# Requirements
Each line that holds the word "latest" should be returned.
-- Begin Data for the task --
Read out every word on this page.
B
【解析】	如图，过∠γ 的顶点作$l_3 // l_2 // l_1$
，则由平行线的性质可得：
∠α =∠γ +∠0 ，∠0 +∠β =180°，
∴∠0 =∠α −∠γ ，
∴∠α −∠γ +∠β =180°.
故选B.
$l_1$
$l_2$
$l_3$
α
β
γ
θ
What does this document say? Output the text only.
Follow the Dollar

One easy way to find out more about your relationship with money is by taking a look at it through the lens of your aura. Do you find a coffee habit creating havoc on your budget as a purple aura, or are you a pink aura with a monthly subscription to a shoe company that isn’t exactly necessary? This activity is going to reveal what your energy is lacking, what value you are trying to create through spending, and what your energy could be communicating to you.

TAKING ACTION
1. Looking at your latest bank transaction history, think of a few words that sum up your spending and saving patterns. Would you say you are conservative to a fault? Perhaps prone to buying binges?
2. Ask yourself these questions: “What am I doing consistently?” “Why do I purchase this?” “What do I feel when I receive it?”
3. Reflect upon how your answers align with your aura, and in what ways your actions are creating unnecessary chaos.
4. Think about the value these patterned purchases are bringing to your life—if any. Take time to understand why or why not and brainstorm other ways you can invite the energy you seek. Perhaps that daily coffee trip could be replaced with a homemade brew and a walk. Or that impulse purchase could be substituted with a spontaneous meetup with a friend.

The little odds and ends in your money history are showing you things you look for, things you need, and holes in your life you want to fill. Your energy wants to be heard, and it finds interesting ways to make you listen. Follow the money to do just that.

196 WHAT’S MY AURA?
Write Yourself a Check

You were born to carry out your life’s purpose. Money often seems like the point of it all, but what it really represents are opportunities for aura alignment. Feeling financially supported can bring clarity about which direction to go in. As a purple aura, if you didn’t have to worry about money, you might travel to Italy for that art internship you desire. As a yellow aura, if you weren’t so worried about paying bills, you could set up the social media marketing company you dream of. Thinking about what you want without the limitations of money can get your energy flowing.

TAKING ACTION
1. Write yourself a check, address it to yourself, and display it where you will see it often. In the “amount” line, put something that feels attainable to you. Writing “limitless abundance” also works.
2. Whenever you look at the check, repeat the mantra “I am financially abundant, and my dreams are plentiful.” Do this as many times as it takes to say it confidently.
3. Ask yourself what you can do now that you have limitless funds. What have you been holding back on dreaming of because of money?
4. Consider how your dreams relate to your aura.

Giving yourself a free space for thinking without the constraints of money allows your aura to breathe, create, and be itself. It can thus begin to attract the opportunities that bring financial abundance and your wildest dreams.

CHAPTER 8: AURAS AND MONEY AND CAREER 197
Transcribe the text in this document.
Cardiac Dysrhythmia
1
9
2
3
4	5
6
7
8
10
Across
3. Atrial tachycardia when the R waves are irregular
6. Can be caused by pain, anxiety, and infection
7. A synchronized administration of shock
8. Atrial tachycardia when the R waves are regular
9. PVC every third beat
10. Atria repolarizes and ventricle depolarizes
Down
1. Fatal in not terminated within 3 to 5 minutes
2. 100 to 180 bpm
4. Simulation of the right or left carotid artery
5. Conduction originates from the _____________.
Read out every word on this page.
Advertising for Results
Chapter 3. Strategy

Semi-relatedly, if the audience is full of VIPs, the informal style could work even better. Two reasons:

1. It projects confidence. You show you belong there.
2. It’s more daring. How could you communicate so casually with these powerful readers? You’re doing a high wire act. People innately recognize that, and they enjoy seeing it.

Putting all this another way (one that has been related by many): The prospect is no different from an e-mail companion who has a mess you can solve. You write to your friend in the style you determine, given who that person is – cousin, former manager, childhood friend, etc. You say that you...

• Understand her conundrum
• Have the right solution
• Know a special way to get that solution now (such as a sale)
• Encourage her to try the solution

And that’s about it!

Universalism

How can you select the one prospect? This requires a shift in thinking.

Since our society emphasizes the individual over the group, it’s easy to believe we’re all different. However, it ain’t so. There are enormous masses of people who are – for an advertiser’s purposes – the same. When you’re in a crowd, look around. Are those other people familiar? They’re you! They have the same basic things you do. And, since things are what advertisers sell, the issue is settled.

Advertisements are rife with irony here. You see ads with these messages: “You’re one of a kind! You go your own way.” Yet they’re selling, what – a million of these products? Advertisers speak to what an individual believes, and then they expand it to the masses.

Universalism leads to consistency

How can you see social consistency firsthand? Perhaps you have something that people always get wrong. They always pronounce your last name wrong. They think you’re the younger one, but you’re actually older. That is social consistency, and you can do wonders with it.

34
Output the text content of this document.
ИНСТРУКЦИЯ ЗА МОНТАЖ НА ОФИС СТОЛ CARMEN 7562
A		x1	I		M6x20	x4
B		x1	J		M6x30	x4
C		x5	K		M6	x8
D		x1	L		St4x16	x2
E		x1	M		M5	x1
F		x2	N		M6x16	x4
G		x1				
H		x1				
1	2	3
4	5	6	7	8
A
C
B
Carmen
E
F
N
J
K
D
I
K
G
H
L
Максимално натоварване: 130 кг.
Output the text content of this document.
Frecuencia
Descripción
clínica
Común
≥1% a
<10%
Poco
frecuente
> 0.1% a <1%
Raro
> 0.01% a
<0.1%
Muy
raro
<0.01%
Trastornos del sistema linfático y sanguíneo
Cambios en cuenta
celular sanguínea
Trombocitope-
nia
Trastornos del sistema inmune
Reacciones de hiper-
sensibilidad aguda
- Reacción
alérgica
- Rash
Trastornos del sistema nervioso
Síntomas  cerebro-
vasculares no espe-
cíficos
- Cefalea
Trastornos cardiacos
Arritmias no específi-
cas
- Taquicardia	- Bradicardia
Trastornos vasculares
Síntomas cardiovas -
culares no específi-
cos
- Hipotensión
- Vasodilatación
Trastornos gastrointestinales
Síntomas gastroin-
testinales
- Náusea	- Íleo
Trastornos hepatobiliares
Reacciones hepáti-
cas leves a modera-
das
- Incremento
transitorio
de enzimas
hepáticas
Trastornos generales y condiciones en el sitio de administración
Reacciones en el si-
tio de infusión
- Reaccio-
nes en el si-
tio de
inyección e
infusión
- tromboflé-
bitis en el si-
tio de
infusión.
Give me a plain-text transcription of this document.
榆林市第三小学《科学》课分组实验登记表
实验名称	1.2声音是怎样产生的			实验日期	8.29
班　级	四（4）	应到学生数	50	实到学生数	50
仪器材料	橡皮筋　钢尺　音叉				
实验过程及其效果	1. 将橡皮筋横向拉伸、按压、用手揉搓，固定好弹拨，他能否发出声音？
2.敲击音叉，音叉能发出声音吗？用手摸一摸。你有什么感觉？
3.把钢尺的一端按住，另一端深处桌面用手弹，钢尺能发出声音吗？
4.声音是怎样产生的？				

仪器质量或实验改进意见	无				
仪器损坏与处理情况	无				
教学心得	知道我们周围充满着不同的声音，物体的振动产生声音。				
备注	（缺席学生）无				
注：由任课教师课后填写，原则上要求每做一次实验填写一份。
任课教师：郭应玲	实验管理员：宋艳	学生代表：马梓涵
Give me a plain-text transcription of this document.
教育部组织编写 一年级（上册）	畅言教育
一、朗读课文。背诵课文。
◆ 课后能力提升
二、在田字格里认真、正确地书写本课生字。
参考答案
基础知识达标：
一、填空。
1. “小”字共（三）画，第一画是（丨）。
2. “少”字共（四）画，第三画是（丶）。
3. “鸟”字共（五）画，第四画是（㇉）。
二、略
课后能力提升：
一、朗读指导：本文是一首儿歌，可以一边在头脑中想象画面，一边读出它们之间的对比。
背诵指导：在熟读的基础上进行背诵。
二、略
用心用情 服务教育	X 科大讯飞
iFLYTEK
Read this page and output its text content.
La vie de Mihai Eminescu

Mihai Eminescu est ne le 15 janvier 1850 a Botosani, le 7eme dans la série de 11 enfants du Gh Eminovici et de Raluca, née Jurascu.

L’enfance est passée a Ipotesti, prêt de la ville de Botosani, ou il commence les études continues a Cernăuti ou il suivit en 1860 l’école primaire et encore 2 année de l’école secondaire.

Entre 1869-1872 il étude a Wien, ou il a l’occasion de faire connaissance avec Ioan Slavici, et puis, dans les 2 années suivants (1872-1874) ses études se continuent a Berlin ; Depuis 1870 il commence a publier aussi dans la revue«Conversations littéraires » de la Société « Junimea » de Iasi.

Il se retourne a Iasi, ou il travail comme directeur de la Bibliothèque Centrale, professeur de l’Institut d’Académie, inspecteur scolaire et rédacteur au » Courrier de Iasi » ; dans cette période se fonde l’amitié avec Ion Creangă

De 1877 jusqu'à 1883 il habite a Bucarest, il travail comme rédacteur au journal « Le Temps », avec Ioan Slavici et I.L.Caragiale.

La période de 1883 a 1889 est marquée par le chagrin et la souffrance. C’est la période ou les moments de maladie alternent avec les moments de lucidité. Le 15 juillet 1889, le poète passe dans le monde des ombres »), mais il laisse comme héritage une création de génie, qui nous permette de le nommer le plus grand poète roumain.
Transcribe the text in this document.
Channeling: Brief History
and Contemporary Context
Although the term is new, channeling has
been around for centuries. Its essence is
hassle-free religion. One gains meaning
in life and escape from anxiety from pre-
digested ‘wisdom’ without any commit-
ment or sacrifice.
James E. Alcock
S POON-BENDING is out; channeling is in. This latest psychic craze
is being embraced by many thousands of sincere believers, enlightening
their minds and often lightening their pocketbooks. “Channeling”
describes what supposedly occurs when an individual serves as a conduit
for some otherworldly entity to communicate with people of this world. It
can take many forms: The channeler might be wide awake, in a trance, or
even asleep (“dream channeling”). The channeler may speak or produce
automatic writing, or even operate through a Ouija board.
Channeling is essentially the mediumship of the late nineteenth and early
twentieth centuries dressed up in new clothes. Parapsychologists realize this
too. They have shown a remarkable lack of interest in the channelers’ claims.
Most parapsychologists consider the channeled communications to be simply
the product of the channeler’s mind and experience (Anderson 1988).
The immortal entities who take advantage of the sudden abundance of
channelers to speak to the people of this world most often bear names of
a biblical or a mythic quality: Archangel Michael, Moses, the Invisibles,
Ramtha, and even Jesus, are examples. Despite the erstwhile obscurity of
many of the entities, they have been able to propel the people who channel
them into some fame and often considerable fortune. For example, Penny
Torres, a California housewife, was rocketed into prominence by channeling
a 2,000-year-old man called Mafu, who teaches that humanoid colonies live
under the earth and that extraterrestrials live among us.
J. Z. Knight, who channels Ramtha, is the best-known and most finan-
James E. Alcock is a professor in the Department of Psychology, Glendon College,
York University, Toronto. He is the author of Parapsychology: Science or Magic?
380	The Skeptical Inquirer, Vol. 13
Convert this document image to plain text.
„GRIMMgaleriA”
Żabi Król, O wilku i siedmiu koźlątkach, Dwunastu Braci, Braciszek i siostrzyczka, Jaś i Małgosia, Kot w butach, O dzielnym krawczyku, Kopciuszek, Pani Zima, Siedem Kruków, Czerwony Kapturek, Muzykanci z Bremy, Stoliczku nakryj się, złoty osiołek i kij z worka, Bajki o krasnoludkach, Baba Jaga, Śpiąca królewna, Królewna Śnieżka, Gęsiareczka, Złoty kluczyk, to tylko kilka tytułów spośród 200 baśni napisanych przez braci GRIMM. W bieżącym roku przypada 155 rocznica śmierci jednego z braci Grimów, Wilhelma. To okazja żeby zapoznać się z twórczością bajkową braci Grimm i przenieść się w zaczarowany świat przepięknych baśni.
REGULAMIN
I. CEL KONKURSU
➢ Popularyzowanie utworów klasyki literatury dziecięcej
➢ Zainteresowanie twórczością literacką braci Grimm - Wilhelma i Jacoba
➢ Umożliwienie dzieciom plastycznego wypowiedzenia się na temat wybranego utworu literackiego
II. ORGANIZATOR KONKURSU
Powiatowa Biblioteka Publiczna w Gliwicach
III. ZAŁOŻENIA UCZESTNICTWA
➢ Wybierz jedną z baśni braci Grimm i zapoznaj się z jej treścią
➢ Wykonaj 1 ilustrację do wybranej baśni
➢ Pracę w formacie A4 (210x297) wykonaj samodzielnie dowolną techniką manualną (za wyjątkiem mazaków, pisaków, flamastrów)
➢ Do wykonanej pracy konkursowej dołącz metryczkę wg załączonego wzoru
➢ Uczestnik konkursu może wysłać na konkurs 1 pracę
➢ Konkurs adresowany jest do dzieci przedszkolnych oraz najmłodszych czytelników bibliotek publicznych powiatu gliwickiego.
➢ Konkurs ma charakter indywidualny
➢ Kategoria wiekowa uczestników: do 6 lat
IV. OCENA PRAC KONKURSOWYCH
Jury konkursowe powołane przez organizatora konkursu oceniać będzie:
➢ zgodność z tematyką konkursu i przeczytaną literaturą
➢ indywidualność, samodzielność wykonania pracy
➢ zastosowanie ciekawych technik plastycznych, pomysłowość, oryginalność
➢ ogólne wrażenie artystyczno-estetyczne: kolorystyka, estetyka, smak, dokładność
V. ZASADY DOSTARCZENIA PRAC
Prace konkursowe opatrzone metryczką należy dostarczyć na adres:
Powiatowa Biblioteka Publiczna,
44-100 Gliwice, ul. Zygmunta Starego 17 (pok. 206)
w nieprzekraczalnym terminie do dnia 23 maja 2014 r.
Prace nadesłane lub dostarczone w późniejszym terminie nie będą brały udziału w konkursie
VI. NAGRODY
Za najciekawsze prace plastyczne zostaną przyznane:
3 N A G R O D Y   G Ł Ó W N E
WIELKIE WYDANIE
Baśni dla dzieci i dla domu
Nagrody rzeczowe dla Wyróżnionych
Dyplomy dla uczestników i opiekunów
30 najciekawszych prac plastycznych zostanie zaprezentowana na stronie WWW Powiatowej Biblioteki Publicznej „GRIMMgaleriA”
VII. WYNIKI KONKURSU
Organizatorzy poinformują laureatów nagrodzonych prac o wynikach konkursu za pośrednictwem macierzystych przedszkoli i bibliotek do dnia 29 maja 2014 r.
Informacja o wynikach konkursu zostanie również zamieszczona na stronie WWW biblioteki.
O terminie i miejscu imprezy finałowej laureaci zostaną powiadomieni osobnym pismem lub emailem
-- End Data for the task --
# Output below
1. Looking at your latest bank transaction history, think of a few words that sum up your spending and saving patterns. Would you say you are conservative to a fault? Perhaps prone to buying binges?
S POON-BENDING is out; channeling is in. This latest psychic craze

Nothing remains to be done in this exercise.